Chart and figure data
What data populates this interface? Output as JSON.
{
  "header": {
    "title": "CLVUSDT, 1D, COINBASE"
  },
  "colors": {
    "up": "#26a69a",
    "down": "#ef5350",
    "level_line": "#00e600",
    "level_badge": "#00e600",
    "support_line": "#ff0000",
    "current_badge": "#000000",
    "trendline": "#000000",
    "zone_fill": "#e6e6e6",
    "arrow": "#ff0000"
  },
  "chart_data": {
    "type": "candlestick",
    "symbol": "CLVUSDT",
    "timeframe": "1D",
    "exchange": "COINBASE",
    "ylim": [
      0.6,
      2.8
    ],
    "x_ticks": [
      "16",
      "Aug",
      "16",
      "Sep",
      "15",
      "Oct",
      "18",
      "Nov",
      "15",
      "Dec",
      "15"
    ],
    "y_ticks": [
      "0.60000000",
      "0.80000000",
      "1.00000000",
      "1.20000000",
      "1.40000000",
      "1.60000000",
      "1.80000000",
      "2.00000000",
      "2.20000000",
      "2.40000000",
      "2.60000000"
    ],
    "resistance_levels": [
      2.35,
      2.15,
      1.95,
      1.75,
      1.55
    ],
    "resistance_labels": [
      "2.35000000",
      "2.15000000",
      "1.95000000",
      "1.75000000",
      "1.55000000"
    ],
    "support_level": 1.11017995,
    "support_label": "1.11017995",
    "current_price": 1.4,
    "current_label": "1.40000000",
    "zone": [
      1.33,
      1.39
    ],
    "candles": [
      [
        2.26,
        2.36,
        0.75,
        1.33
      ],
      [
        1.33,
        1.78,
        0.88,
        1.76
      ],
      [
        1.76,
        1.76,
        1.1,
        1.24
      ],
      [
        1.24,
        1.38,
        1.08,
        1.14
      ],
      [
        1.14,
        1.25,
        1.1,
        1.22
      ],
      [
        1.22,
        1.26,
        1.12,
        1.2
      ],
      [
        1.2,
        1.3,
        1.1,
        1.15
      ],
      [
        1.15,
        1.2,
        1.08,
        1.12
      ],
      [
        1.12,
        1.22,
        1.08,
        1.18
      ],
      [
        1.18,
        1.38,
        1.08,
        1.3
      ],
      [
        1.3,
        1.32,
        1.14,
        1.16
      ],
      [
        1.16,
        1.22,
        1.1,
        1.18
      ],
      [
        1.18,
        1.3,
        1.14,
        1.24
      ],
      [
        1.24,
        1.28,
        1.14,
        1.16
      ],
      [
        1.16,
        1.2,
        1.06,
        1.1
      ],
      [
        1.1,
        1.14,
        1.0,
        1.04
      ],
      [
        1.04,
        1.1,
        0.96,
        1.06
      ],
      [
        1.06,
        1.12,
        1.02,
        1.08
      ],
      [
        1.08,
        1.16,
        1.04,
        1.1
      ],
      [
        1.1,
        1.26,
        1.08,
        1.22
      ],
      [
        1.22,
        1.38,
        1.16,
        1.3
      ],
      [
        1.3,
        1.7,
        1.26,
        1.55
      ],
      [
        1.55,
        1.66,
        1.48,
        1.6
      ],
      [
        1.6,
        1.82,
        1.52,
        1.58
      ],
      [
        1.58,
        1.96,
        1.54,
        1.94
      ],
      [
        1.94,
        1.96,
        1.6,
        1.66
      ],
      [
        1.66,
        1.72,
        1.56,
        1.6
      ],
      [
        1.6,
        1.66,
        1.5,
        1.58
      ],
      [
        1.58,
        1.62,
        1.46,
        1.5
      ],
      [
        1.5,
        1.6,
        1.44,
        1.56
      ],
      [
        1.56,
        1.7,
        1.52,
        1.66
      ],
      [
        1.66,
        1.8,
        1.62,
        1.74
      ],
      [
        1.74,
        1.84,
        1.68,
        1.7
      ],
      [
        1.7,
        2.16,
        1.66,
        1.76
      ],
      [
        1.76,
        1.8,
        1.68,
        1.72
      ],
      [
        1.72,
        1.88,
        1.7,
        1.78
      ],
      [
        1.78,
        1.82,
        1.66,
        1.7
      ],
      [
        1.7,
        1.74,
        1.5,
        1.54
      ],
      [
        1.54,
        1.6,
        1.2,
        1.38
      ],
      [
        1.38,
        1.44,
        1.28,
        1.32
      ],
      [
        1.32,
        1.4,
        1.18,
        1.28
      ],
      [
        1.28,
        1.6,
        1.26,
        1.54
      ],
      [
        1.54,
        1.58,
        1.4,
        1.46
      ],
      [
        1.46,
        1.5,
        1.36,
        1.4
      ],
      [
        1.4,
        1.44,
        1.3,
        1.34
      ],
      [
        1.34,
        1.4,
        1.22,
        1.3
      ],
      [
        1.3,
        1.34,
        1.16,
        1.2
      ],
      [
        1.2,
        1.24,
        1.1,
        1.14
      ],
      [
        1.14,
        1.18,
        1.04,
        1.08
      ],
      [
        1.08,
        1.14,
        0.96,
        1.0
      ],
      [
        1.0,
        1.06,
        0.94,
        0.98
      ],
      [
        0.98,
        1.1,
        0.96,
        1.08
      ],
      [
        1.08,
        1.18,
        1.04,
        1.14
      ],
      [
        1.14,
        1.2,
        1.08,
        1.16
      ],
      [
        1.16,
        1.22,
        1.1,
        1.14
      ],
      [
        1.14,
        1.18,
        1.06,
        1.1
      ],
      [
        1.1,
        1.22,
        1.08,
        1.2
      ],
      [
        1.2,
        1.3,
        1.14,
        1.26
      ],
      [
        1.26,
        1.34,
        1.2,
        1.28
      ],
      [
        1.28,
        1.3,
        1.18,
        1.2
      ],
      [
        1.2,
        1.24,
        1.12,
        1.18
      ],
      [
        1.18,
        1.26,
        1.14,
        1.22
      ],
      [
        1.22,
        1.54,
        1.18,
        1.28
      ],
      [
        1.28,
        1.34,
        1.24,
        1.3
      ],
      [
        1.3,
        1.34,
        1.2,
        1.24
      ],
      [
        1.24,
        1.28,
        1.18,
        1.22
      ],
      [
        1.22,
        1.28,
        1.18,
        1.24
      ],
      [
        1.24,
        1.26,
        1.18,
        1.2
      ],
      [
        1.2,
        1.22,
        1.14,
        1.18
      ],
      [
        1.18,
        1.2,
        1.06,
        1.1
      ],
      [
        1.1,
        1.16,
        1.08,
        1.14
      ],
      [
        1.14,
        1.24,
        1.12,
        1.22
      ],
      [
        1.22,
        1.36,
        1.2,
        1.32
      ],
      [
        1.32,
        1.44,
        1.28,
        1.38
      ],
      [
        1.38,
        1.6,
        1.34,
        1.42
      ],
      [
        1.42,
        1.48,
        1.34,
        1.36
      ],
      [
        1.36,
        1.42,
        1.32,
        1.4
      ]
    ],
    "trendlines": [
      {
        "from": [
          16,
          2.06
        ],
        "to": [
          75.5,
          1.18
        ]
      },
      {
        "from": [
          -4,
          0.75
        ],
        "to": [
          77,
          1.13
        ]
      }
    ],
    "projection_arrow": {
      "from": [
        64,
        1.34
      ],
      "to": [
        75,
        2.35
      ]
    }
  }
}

■ **Exercise task**
All of the entries above should be written out again exactly.

■ **Full answer**
What data populates this interface? Output as JSON.
{
  "header": {
    "title": "CLVUSDT, 1D, COINBASE"
  },
  "colors": {
    "up": "#26a69a",
    "down": "#ef5350",
    "level_line": "#00e600",
    "level_badge": "#00e600",
    "support_line": "#ff0000",
    "current_badge": "#000000",
    "trendline": "#000000",
    "zone_fill": "#e6e6e6",
    "arrow": "#ff0000"
  },
  "chart_data": {
    "type": "candlestick",
    "symbol": "CLVUSDT",
    "timeframe": "1D",
    "exchange": "COINBASE",
    "ylim": [
      0.6,
      2.8
    ],
    "x_ticks": [
      "16",
      "Aug",
      "16",
      "Sep",
      "15",
      "Oct",
      "18",
      "Nov",
      "15",
      "Dec",
      "15"
    ],
    "y_ticks": [
      "0.60000000",
      "0.80000000",
      "1.00000000",
      "1.20000000",
      "1.40000000",
      "1.60000000",
      "1.80000000",
      "2.00000000",
      "2.20000000",
      "2.40000000",
      "2.60000000"
    ],
    "resistance_levels": [
      2.35,
      2.15,
      1.95,
      1.75,
      1.55
    ],
    "resistance_labels": [
      "2.35000000",
      "2.15000000",
      "1.95000000",
      "1.75000000",
      "1.55000000"
    ],
    "support_level": 1.11017995,
    "support_label": "1.11017995",
    "current_price": 1.4,
    "current_label": "1.40000000",
    "zone": [
      1.33,
      1.39
    ],
    "candles": [
      [
        2.26,
        2.36,
        0.75,
        1.33
      ],
      [
        1.33,
        1.78,
        0.88,
        1.76
      ],
      [
        1.76,
        1.76,
        1.1,
        1.24
      ],
      [
        1.24,
        1.38,
        1.08,
        1.14
      ],
      [
        1.14,
        1.25,
        1.1,
        1.22
      ],
      [
        1.22,
        1.26,
        1.12,
        1.2
      ],
      [
        1.2,
        1.3,
        1.1,
        1.15
      ],
      [
        1.15,
        1.2,
        1.08,
        1.12
      ],
      [
        1.12,
        1.22,
        1.08,
        1.18
      ],
      [
        1.18,
        1.38,
        1.08,
        1.3
      ],
      [
        1.3,
        1.32,
        1.14,
        1.16
      ],
      [
        1.16,
        1.22,
        1.1,
        1.18
      ],
      [
        1.18,
        1.3,
        1.14,
        1.24
      ],
      [
        1.24,
        1.28,
        1.14,
        1.16
      ],
      [
        1.16,
        1.2,
        1.06,
        1.1
      ],
      [
        1.1,
        1.14,
        1.0,
        1.04
      ],
      [
        1.04,
        1.1,
        0.96,
        1.06
      ],
      [
        1.06,
        1.12,
        1.02,
        1.08
      ],
      [
        1.08,
        1.16,
        1.04,
        1.1
      ],
      [
        1.1,
        1.26,
        1.08,
        1.22
      ],
      [
        1.22,
        1.38,
        1.16,
        1.3
      ],
      [
        1.3,
        1.7,
        1.26,
        1.55
      ],
      [
        1.55,
        1.66,
        1.48,
        1.6
      ],
      [
        1.6,
        1.82,
        1.52,
        1.58
      ],
      [
        1.58,
        1.96,
        1.54,
        1.94
      ],
      [
        1.94,
        1.96,
        1.6,
        1.66
      ],
      [
        1.66,
        1.72,
        1.56,
        1.6
      ],
      [
        1.6,
        1.66,
        1.5,
        1.58
      ],
      [
        1.58,
        1.62,
        1.46,
        1.5
      ],
      [
        1.5,
        1.6,
        1.44,
        1.56
      ],
      [
        1.56,
        1.7,
        1.52,
        1.66
      ],
      [
        1.66,
        1.8,
        1.62,
        1.74
      ],
      [
        1.74,
        1.84,
        1.68,
        1.7
      ],
      [
        1.7,
        2.16,
        1.66,
        1.76
      ],
      [
        1.76,
        1.8,
        1.68,
        1.72
      ],
      [
        1.72,
        1.88,
        1.7,
        1.78
      ],
      [
        1.78,
        1.82,
        1.66,
        1.7
      ],
      [
        1.7,
        1.74,
        1.5,
        1.54
      ],
      [
        1.54,
        1.6,
        1.2,
        1.38
      ],
      [
        1.38,
        1.44,
        1.28,
        1.32
      ],
      [
        1.32,
        1.4,
        1.18,
        1.28
      ],
      [
        1.28,
        1.6,
        1.26,
        1.54
      ],
      [
        1.54,
        1.58,
        1.4,
        1.46
      ],
      [
        1.46,
        1.5,
        1.36,
        1.4
      ],
      [
        1.4,
        1.44,
        1.3,
        1.34
      ],
      [
        1.34,
        1.4,
        1.22,
        1.3
      ],
      [
        1.3,
        1.34,
        1.16,
        1.2
      ],
      [
        1.2,
        1.24,
        1.1,
        1.14
      ],
      [
        1.14,
        1.18,
        1.04,
        1.08
      ],
      [
        1.08,
        1.14,
        0.96,
        1.0
      ],
      [
        1.0,
        1.06,
        0.94,
        0.98
      ],
      [
        0.98,
        1.1,
        0.96,
        1.08
      ],
      [
        1.08,
        1.18,
        1.04,
        1.14
      ],
      [
        1.14,
        1.2,
        1.08,
        1.16
      ],
      [
        1.16,
        1.22,
        1.1,
        1.14
      ],
      [
        1.14,
        1.18,
        1.06,
        1.1
      ],
      [
        1.1,
        1.22,
        1.08,
        1.2
      ],
      [
        1.2,
        1.3,
        1.14,
        1.26
      ],
      [
        1.26,
        1.34,
        1.2,
        1.28
      ],
      [
        1.28,
        1.3,
        1.18,
        1.2
      ],
      [
        1.2,
        1.24,
        1.12,
        1.18
      ],
      [
        1.18,
        1.26,
        1.14,
        1.22
      ],
      [
        1.22,
        1.54,
        1.18,
        1.28
      ],
      [
        1.28,
        1.34,
        1.24,
        1.3
      ],
      [
        1.3,
        1.34,
        1.2,
        1.24
      ],
      [
        1.24,
        1.28,
        1.18,
        1.22
      ],
      [
        1.22,
        1.28,
        1.18,
        1.24
      ],
      [
        1.24,
        1.26,
        1.18,
        1.2
      ],
      [
        1.2,
        1.22,
        1.14,
        1.18
      ],
      [
        1.18,
        1.2,
        1.06,
        1.1
      ],
      [
        1.1,
        1.16,
        1.08,
        1.14
      ],
      [
        1.14,
        1.24,
        1.12,
        1.22
      ],
      [
        1.22,
        1.36,
        1.2,
        1.32
      ],
      [
        1.32,
        1.44,
        1.28,
        1.38
      ],
      [
        1.38,
        1.6,
        1.34,
        1.42
      ],
      [
        1.42,
        1.48,
        1.34,
        1.36
      ],
      [
        1.36,
        1.42,
        1.32,
        1.4
      ]
    ],
    "trendlines": [
      {
        "from": [
          16,
          2.06
        ],
        "to": [
          75.5,
          1.18
        ]
      },
      {
        "from": [
          -4,
          0.75
        ],
        "to": [
          77,
          1.13
        ]
      }
    ],
    "projection_arrow": {
      "from": [
        64,
        1.34
      ],
      "to": [
        75,
        2.35
      ]
    }
  }
}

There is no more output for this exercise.